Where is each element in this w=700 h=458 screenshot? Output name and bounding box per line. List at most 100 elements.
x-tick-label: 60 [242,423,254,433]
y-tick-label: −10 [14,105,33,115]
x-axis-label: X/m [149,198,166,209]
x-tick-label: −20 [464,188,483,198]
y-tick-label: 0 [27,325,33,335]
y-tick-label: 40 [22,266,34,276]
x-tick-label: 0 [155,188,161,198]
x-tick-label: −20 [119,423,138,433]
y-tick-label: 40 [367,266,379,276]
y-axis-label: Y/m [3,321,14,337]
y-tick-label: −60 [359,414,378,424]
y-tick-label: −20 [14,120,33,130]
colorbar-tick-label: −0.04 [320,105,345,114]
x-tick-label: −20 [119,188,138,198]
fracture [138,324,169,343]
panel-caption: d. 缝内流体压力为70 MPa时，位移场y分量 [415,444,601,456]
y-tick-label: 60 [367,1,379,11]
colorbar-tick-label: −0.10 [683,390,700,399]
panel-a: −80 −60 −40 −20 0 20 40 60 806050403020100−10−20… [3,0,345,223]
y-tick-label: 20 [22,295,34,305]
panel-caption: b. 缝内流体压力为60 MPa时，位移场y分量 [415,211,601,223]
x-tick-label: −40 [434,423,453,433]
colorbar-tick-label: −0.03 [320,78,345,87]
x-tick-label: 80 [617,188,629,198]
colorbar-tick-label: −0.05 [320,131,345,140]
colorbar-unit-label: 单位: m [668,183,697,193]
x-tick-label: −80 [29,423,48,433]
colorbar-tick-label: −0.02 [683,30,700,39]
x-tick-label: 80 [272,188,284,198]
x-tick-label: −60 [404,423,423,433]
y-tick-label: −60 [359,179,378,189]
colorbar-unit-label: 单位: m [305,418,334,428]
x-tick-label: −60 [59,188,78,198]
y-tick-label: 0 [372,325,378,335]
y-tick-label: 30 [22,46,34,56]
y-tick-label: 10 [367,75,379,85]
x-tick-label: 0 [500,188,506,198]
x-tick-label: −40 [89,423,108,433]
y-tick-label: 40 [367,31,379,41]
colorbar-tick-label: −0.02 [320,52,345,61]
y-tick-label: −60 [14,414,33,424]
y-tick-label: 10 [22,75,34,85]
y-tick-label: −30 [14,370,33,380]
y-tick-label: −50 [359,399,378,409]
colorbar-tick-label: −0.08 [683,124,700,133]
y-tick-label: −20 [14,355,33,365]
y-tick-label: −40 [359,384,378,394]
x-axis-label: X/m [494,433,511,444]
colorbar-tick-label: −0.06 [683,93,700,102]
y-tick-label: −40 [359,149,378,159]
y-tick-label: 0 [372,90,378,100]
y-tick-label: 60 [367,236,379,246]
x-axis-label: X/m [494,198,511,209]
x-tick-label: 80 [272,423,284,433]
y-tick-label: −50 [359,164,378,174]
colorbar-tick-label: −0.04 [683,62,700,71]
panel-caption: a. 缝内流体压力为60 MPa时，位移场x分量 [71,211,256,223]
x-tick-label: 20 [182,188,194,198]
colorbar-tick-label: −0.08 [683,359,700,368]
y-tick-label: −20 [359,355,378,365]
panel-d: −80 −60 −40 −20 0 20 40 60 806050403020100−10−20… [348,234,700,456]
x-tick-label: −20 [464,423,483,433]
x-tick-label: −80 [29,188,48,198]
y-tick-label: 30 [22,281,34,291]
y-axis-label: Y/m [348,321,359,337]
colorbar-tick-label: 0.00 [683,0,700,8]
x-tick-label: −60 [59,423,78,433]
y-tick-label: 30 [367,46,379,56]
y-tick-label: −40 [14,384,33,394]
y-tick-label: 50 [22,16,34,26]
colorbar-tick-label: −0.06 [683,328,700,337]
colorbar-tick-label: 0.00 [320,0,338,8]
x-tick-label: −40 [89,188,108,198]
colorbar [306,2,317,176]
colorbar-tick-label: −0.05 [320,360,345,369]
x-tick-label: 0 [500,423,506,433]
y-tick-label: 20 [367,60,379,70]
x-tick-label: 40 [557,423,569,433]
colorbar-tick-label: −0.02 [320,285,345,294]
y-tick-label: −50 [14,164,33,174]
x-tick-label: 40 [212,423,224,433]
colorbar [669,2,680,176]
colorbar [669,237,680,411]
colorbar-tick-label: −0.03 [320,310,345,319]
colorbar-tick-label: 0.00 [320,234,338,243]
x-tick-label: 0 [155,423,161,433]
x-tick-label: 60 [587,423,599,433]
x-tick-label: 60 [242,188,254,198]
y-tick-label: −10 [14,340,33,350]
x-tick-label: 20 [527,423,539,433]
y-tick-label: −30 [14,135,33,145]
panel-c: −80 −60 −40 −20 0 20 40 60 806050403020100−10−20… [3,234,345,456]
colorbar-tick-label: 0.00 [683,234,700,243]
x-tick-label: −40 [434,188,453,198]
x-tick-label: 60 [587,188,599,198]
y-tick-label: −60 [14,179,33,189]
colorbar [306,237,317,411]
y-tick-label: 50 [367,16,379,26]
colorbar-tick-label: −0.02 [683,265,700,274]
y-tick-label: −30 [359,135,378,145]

= = = = =

Exercise task: Please output every line of the material above as a JSON list of strings, with one string per line and blank lines omitted.

Solution:
[
  "Where is each element in this w=700 h=458 screenshot? Output name and bounding box per line. List at most 100 elements.",
  "x-tick-label: 60 [242,423,254,433]",
  "y-tick-label: −10 [14,105,33,115]",
  "x-axis-label: X/m [149,198,166,209]",
  "x-tick-label: −20 [464,188,483,198]",
  "y-tick-label: 0 [27,325,33,335]",
  "y-tick-label: 40 [22,266,34,276]",
  "x-tick-label: 0 [155,188,161,198]",
  "x-tick-label: −20 [119,423,138,433]",
  "y-tick-label: 40 [367,266,379,276]",
  "y-axis-label: Y/m [3,321,14,337]",
  "y-tick-label: −60 [359,414,378,424]",
  "y-tick-label: −20 [14,120,33,130]",
  "colorbar-tick-label: −0.04 [320,105,345,114]",
  "x-tick-label: −20 [119,188,138,198]",
  "fracture [138,324,169,343]",
  "panel-caption: d. 缝内流体压力为70 MPa时，位移场y分量 [415,444,601,456]",
  "y-tick-label: 60 [367,1,379,11]",
  "colorbar-tick-label: −0.10 [683,390,700,399]",
  "panel-a: −80 −60 −40 −20 0 20 40 60 806050403020100−10−20… [3,0,345,223]",
  "y-tick-label: 20 [22,295,34,305]",
  "panel-caption: b. 缝内流体压力为60 MPa时，位移场y分量 [415,211,601,223]",
  "x-tick-label: −40 [434,423,453,433]",
  "colorbar-tick-label: −0.03 [320,78,345,87]",
  "x-tick-label: 80 [617,188,629,198]",
  "colorbar-tick-label: −0.05 [320,131,345,140]",
  "colorbar-unit-label: 单位: m [668,183,697,193]",
  "x-tick-label: −80 [29,423,48,433]",
  "colorbar-tick-label: −0.02 [683,30,700,39]",
  "x-tick-label: 80 [272,188,284,198]",
  "x-tick-label: −60 [404,423,423,433]",
  "y-tick-label: −60 [359,179,378,189]",
  "colorbar-unit-label: 单位: m [305,418,334,428]",
  "x-tick-label: −60 [59,188,78,198]",
  "y-tick-label: 0 [372,325,378,335]",
  "y-tick-label: 30 [22,46,34,56]",
  "y-tick-label: 10 [367,75,379,85]",
  "x-tick-label: 0 [500,188,506,198]",
  "x-tick-label: −40 [89,423,108,433]",
  "y-tick-label: 40 [367,31,379,41]",
  "colorbar-tick-label: −0.02 [320,52,345,61]",
  "y-tick-label: −60 [14,414,33,424]",
  "y-tick-label: 10 [22,75,34,85]",
  "y-tick-label: −30 [14,370,33,380]",
  "y-tick-label: −50 [359,399,378,409]",
  "colorbar-tick-label: −0.08 [683,124,700,133]",
  "y-tick-label: −20 [14,355,33,365]",
  "y-tick-label: −40 [359,384,378,394]",
  "x-axis-label: X/m [494,433,511,444]",
  "colorbar-tick-label: −0.06 [683,93,700,102]",
  "y-tick-label: −40 [359,149,378,159]",
  "y-tick-label: 0 [372,90,378,100]",
  "y-tick-label: 60 [367,236,379,246]",
  "x-axis-label: X/m [494,198,511,209]",
  "x-tick-label: 80 [272,423,284,433]",
  "y-tick-label: −50 [359,164,378,174]",
  "colorbar-tick-label: −0.04 [683,62,700,71]",
  "panel-caption: a. 缝内流体压力为60 MPa时，位移场x分量 [71,211,256,223]",
  "x-tick-label: 20 [182,188,194,198]",
  "colorbar-tick-label: −0.08 [683,359,700,368]",
  "y-tick-label: −20 [359,355,378,365]",
  "panel-d: −80 −60 −40 −20 0 20 40 60 806050403020100−10−20… [348,234,700,456]",
  "x-tick-label: −20 [464,423,483,433]",
  "x-tick-label: −80 [29,188,48,198]",
  "y-tick-label: 30 [22,281,34,291]",
  "y-axis-label: Y/m [348,321,359,337]",
  "colorbar-tick-label: 0.00 [683,0,700,8]",
  "x-tick-label: −60 [59,423,78,433]",
  "y-tick-label: 30 [367,46,379,56]",
  "y-tick-label: −40 [14,384,33,394]",
  "y-tick-label: 50 [22,16,34,26]",
  "colorbar-tick-label: −0.06 [683,328,700,337]",
  "colorbar-tick-label: 0.00 [320,0,338,8]",
  "x-tick-label: −40 [89,188,108,198]",
  "colorbar [306,2,317,176]",
  "colorbar-tick-label: −0.05 [320,360,345,369]",
  "x-tick-label: 0 [500,423,506,433]",
  "y-tick-label: 20 [367,60,379,70]",
  "x-tick-label: 40 [557,423,569,433]",
  "colorbar-tick-label: −0.02 [320,285,345,294]",
  "y-tick-label: −50 [14,164,33,174]",
  "x-tick-label: 40 [212,423,224,433]",
  "colorbar [669,2,680,176]",
  "colorbar [669,237,680,411]",
  "colorbar-tick-label: −0.03 [320,310,345,319]",
  "colorbar-tick-label: 0.00 [320,234,338,243]",
  "x-tick-label: 0 [155,423,161,433]",
  "x-tick-label: 60 [587,423,599,433]",
  "x-tick-label: 60 [242,188,254,198]",
  "y-tick-label: −10 [14,340,33,350]",
  "x-tick-label: 20 [527,423,539,433]",
  "y-tick-label: −30 [14,135,33,145]",
  "panel-c: −80 −60 −40 −20 0 20 40 60 806050403020100−10−20… [3,234,345,456]",
  "colorbar-tick-label: 0.00 [683,234,700,243]",
  "x-tick-label: −40 [434,188,453,198]",
  "x-tick-label: 60 [587,188,599,198]",
  "y-tick-label: −60 [14,179,33,189]",
  "colorbar [306,237,317,411]",
  "y-tick-label: 50 [367,16,379,26]",
  "colorbar-tick-label: −0.02 [683,265,700,274]",
  "y-tick-label: −30 [359,135,378,145]"
]